■ Goal ■
Type out every line below exactly as it reads.

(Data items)
● ● ● ● ● ● ●

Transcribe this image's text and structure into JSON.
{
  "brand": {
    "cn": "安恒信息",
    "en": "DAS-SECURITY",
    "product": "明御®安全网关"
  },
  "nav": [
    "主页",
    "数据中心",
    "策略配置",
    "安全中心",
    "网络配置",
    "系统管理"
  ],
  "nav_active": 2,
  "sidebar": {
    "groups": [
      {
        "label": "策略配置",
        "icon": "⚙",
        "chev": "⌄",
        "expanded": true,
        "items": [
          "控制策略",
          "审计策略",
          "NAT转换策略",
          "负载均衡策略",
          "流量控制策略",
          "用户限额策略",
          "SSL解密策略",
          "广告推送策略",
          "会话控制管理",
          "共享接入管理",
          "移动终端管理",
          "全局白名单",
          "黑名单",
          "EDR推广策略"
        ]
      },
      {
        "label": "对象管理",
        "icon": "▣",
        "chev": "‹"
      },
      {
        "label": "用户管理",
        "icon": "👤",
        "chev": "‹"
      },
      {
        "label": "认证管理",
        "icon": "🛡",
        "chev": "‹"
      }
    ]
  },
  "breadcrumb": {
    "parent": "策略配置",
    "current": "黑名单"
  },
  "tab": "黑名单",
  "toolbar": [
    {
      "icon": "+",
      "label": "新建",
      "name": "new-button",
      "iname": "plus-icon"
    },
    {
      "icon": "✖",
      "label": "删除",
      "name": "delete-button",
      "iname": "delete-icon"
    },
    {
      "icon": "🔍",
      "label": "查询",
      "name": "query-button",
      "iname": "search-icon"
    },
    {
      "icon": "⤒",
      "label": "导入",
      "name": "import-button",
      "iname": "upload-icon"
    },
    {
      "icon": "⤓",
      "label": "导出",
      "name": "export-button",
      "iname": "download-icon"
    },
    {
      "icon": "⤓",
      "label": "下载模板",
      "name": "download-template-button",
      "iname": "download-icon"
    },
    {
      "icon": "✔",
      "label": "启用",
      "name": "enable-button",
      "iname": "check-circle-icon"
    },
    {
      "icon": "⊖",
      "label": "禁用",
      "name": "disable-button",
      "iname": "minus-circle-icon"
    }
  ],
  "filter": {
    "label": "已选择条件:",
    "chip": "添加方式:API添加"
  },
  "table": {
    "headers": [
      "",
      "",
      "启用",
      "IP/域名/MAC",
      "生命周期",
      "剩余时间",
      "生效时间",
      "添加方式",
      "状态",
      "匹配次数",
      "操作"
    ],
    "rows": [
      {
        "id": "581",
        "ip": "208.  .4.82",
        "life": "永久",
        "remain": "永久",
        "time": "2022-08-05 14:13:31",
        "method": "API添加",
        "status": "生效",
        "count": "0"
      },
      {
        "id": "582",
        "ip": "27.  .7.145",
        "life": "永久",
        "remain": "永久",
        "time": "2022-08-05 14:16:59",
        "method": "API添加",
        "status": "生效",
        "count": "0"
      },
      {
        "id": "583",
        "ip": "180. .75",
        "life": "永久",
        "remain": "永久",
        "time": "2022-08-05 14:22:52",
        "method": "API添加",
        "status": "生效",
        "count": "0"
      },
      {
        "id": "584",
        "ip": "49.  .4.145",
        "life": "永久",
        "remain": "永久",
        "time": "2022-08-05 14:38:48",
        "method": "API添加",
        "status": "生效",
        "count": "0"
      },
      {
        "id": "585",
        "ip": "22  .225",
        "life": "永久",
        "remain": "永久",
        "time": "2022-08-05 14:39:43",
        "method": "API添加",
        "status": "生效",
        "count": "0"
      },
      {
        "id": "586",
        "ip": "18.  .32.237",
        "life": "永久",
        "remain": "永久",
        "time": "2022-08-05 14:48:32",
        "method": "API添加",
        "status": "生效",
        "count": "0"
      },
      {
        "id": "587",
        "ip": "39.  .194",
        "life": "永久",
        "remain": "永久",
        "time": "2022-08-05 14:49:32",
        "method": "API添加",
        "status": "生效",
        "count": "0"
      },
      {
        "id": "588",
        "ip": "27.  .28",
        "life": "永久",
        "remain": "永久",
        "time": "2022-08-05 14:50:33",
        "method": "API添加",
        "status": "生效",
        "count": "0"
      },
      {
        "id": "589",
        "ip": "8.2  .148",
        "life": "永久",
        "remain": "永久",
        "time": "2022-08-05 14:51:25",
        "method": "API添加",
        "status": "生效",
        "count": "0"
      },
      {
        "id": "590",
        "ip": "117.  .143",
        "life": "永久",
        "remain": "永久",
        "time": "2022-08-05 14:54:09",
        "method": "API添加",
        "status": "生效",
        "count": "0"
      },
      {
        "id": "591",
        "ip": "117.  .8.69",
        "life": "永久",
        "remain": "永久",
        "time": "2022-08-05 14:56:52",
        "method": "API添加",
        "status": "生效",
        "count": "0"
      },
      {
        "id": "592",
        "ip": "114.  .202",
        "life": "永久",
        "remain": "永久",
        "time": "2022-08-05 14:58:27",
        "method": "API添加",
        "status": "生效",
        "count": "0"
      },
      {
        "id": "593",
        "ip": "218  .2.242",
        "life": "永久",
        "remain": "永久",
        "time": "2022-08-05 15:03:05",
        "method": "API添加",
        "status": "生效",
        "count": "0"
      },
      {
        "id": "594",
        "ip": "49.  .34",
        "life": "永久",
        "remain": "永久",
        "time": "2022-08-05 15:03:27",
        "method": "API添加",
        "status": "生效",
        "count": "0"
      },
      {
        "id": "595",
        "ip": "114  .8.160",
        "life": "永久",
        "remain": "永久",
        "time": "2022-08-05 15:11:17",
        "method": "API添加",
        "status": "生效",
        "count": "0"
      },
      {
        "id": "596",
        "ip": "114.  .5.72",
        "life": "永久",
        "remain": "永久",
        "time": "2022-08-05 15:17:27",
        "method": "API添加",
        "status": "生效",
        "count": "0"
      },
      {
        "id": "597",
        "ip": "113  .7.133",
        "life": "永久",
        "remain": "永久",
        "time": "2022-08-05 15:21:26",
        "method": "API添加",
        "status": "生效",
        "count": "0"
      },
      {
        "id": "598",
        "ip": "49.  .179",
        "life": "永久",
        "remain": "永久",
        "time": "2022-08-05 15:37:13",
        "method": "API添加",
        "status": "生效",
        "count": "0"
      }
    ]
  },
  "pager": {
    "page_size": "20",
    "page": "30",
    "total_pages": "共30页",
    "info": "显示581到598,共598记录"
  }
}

● ● ● ● ● ● ●

■ Problem solution ■
Transcribe this image's text and structure into JSON.
{
  "brand": {
    "cn": "安恒信息",
    "en": "DAS-SECURITY",
    "product": "明御®安全网关"
  },
  "nav": [
    "主页",
    "数据中心",
    "策略配置",
    "安全中心",
    "网络配置",
    "系统管理"
  ],
  "nav_active": 2,
  "sidebar": {
    "groups": [
      {
        "label": "策略配置",
        "icon": "⚙",
        "chev": "⌄",
        "expanded": true,
        "items": [
          "控制策略",
          "审计策略",
          "NAT转换策略",
          "负载均衡策略",
          "流量控制策略",
          "用户限额策略",
          "SSL解密策略",
          "广告推送策略",
          "会话控制管理",
          "共享接入管理",
          "移动终端管理",
          "全局白名单",
          "黑名单",
          "EDR推广策略"
        ]
      },
      {
        "label": "对象管理",
        "icon": "▣",
        "chev": "‹"
      },
      {
        "label": "用户管理",
        "icon": "👤",
        "chev": "‹"
      },
      {
        "label": "认证管理",
        "icon": "🛡",
        "chev": "‹"
      }
    ]
  },
  "breadcrumb": {
    "parent": "策略配置",
    "current": "黑名单"
  },
  "tab": "黑名单",
  "toolbar": [
    {
      "icon": "+",
      "label": "新建",
      "name": "new-button",
      "iname": "plus-icon"
    },
    {
      "icon": "✖",
      "label": "删除",
      "name": "delete-button",
      "iname": "delete-icon"
    },
    {
      "icon": "🔍",
      "label": "查询",
      "name": "query-button",
      "iname": "search-icon"
    },
    {
      "icon": "⤒",
      "label": "导入",
      "name": "import-button",
      "iname": "upload-icon"
    },
    {
      "icon": "⤓",
      "label": "导出",
      "name": "export-button",
      "iname": "download-icon"
    },
    {
      "icon": "⤓",
      "label": "下载模板",
      "name": "download-template-button",
      "iname": "download-icon"
    },
    {
      "icon": "✔",
      "label": "启用",
      "name": "enable-button",
      "iname": "check-circle-icon"
    },
    {
      "icon": "⊖",
      "label": "禁用",
      "name": "disable-button",
      "iname": "minus-circle-icon"
    }
  ],
  "filter": {
    "label": "已选择条件:",
    "chip": "添加方式:API添加"
  },
  "table": {
    "headers": [
      "",
      "",
      "启用",
      "IP/域名/MAC",
      "生命周期",
      "剩余时间",
      "生效时间",
      "添加方式",
      "状态",
      "匹配次数",
      "操作"
    ],
    "rows": [
      {
        "id": "581",
        "ip": "208.  .4.82",
        "life": "永久",
        "remain": "永久",
        "time": "2022-08-05 14:13:31",
        "method": "API添加",
        "status": "生效",
        "count": "0"
      },
      {
        "id": "582",
        "ip": "27.  .7.145",
        "life": "永久",
        "remain": "永久",
        "time": "2022-08-05 14:16:59",
        "method": "API添加",
        "status": "生效",
        "count": "0"
      },
      {
        "id": "583",
        "ip": "180. .75",
        "life": "永久",
        "remain": "永久",
        "time": "2022-08-05 14:22:52",
        "method": "API添加",
        "status": "生效",
        "count": "0"
      },
      {
        "id": "584",
        "ip": "49.  .4.145",
        "life": "永久",
        "remain": "永久",
        "time": "2022-08-05 14:38:48",
        "method": "API添加",
        "status": "生效",
        "count": "0"
      },
      {
        "id": "585",
        "ip": "22  .225",
        "life": "永久",
        "remain": "永久",
        "time": "2022-08-05 14:39:43",
        "method": "API添加",
        "status": "生效",
        "count": "0"
      },
      {
        "id": "586",
        "ip": "18.  .32.237",
        "life": "永久",
        "remain": "永久",
        "time": "2022-08-05 14:48:32",
        "method": "API添加",
        "status": "生效",
        "count": "0"
      },
      {
        "id": "587",
        "ip": "39.  .194",
        "life": "永久",
        "remain": "永久",
        "time": "2022-08-05 14:49:32",
        "method": "API添加",
        "status": "生效",
        "count": "0"
      },
      {
        "id": "588",
        "ip": "27.  .28",
        "life": "永久",
        "remain": "永久",
        "time": "2022-08-05 14:50:33",
        "method": "API添加",
        "status": "生效",
        "count": "0"
      },
      {
        "id": "589",
        "ip": "8.2  .148",
        "life": "永久",
        "remain": "永久",
        "time": "2022-08-05 14:51:25",
        "method": "API添加",
        "status": "生效",
        "count": "0"
      },
      {
        "id": "590",
        "ip": "117.  .143",
        "life": "永久",
        "remain": "永久",
        "time": "2022-08-05 14:54:09",
        "method": "API添加",
        "status": "生效",
        "count": "0"
      },
      {
        "id": "591",
        "ip": "117.  .8.69",
        "life": "永久",
        "remain": "永久",
        "time": "2022-08-05 14:56:52",
        "method": "API添加",
        "status": "生效",
        "count": "0"
      },
      {
        "id": "592",
        "ip": "114.  .202",
        "life": "永久",
        "remain": "永久",
        "time": "2022-08-05 14:58:27",
        "method": "API添加",
        "status": "生效",
        "count": "0"
      },
      {
        "id": "593",
        "ip": "218  .2.242",
        "life": "永久",
        "remain": "永久",
        "time": "2022-08-05 15:03:05",
        "method": "API添加",
        "status": "生效",
        "count": "0"
      },
      {
        "id": "594",
        "ip": "49.  .34",
        "life": "永久",
        "remain": "永久",
        "time": "2022-08-05 15:03:27",
        "method": "API添加",
        "status": "生效",
        "count": "0"
      },
      {
        "id": "595",
        "ip": "114  .8.160",
        "life": "永久",
        "remain": "永久",
        "time": "2022-08-05 15:11:17",
        "method": "API添加",
        "status": "生效",
        "count": "0"
      },
      {
        "id": "596",
        "ip": "114.  .5.72",
        "life": "永久",
        "remain": "永久",
        "time": "2022-08-05 15:17:27",
        "method": "API添加",
        "status": "生效",
        "count": "0"
      },
      {
        "id": "597",
        "ip": "113  .7.133",
        "life": "永久",
        "remain": "永久",
        "time": "2022-08-05 15:21:26",
        "method": "API添加",
        "status": "生效",
        "count": "0"
      },
      {
        "id": "598",
        "ip": "49.  .179",
        "life": "永久",
        "remain": "永久",
        "time": "2022-08-05 15:37:13",
        "method": "API添加",
        "status": "生效",
        "count": "0"
      }
    ]
  },
  "pager": {
    "page_size": "20",
    "page": "30",
    "total_pages": "共30页",
    "info": "显示581到598,共598记录"
  }
}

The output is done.